▶ **Given problem**
Which lines contain the word "removable"? Return each of them as written.

▶ **Record excerpts**
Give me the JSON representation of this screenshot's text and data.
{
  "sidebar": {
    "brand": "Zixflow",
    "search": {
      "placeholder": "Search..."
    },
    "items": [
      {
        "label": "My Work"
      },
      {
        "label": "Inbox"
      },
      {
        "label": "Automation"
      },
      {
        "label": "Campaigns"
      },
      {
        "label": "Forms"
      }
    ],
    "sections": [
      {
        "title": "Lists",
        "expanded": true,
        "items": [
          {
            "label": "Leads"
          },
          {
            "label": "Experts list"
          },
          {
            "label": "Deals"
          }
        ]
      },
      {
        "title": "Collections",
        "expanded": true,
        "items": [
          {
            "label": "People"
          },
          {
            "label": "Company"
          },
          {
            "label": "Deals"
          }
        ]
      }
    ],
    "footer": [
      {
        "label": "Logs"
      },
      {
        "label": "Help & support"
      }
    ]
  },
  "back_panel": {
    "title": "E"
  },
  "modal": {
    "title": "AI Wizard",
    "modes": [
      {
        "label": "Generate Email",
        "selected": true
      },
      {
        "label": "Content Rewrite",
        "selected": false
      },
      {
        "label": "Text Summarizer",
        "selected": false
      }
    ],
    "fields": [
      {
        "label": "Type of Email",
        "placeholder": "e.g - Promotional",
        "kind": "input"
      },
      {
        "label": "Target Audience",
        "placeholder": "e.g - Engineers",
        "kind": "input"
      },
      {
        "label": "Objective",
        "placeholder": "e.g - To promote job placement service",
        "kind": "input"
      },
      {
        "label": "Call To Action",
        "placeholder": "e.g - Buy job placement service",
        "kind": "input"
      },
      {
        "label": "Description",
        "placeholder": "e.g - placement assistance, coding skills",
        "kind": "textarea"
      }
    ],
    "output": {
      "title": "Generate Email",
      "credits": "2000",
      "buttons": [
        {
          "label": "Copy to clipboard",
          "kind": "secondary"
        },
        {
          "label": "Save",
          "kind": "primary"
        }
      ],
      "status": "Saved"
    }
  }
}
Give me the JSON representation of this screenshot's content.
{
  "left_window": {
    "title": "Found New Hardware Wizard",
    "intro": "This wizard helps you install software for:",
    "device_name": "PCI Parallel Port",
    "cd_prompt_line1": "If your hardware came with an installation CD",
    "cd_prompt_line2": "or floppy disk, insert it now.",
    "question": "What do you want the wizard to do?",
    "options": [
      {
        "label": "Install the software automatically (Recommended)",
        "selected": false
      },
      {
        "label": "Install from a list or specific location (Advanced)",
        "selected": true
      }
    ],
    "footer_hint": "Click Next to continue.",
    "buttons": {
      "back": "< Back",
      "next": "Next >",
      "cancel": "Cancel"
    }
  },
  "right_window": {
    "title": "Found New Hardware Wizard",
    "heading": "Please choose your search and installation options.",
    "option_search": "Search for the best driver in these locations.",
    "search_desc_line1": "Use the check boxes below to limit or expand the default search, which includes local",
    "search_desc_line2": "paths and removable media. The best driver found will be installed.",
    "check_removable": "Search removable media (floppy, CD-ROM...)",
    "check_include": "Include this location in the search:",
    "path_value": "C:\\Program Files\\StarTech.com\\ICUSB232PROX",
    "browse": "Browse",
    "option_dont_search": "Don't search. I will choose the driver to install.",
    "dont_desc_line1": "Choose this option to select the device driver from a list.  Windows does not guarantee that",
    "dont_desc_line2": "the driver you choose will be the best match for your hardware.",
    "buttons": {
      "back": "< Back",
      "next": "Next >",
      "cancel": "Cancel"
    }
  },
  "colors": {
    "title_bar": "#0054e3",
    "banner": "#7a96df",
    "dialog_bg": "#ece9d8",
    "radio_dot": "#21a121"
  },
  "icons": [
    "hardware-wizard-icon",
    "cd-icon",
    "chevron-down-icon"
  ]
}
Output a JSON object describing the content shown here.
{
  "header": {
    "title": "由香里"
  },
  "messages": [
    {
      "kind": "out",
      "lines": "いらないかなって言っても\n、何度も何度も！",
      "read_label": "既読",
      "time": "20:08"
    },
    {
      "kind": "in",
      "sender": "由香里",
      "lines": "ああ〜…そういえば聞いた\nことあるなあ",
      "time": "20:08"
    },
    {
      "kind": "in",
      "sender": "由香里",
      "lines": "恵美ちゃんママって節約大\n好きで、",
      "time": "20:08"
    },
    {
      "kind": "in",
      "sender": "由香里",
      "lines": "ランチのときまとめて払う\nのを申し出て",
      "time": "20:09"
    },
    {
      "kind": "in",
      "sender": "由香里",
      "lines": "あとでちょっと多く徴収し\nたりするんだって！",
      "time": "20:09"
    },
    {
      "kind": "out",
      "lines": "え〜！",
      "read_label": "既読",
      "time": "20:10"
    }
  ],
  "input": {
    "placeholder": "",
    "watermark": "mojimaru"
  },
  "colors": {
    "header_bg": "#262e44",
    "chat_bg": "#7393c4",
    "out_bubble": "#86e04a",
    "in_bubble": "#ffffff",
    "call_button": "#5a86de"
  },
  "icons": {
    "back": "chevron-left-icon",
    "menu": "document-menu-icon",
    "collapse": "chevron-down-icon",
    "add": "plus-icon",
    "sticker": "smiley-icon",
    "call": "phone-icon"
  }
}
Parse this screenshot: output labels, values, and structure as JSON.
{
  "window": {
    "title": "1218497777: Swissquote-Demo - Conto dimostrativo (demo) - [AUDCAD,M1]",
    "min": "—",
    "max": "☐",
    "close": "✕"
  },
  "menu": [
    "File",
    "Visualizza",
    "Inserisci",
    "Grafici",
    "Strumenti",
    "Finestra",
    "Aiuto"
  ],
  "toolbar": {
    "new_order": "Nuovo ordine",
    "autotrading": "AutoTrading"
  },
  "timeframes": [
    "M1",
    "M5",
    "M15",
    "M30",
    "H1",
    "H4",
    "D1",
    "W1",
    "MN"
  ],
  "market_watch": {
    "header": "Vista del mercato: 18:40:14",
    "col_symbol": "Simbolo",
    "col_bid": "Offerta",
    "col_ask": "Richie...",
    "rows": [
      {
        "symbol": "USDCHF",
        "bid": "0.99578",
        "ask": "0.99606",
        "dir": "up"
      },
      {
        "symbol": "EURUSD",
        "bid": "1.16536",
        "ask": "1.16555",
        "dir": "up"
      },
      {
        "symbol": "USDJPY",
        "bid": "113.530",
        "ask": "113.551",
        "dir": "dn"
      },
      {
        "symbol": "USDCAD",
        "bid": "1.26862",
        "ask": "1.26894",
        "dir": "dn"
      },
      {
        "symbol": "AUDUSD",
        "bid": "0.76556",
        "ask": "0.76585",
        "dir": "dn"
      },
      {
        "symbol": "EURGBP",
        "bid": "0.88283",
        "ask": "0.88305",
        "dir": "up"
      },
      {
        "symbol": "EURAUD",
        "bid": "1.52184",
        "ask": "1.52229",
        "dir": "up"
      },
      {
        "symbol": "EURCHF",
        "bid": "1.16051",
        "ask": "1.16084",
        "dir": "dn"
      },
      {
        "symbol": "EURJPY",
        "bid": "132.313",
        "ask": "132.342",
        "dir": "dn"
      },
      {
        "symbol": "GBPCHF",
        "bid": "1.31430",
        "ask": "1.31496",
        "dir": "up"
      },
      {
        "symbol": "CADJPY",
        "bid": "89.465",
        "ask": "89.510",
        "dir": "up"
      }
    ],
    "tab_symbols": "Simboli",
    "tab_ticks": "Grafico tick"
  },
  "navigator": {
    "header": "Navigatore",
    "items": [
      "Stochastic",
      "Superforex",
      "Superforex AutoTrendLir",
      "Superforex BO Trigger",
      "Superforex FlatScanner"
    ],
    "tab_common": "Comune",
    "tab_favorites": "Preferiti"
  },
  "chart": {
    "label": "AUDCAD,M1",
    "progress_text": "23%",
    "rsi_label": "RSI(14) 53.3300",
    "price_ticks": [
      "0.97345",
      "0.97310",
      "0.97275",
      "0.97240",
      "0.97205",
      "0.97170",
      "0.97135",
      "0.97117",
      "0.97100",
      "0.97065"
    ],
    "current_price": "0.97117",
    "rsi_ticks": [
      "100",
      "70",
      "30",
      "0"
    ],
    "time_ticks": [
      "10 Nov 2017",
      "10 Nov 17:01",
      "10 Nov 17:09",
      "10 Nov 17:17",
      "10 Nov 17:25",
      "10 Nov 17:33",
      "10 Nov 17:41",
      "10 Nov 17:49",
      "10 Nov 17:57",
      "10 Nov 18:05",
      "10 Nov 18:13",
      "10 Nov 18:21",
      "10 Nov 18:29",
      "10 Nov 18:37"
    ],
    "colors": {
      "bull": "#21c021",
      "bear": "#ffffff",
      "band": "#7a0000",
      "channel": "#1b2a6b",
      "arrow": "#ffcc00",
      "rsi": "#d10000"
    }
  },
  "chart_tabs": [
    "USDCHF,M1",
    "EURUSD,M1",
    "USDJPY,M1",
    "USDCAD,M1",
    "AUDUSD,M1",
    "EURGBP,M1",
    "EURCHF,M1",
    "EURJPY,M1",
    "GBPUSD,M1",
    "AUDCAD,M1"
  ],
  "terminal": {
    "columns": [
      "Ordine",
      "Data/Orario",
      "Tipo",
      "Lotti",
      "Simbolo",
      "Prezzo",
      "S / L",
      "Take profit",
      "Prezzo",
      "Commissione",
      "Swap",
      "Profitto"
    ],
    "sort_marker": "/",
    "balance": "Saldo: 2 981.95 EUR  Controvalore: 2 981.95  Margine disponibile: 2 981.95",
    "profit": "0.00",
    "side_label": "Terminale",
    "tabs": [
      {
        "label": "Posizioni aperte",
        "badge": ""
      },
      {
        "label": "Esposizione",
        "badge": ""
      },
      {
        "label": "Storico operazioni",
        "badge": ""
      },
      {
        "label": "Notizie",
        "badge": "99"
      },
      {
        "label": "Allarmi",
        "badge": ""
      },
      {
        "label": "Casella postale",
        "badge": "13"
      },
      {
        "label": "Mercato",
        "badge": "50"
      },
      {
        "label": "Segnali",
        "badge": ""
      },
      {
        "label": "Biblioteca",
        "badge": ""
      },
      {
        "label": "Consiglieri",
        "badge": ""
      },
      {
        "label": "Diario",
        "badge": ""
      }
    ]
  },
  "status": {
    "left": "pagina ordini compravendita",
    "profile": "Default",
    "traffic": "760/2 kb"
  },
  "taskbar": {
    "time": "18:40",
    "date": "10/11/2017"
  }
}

▶ **Solution for this problem**
    "search_desc_line2": "paths and removable media. The best driver found will be installed.",
    "check_removable": "Search removable media (floppy, CD-ROM...)",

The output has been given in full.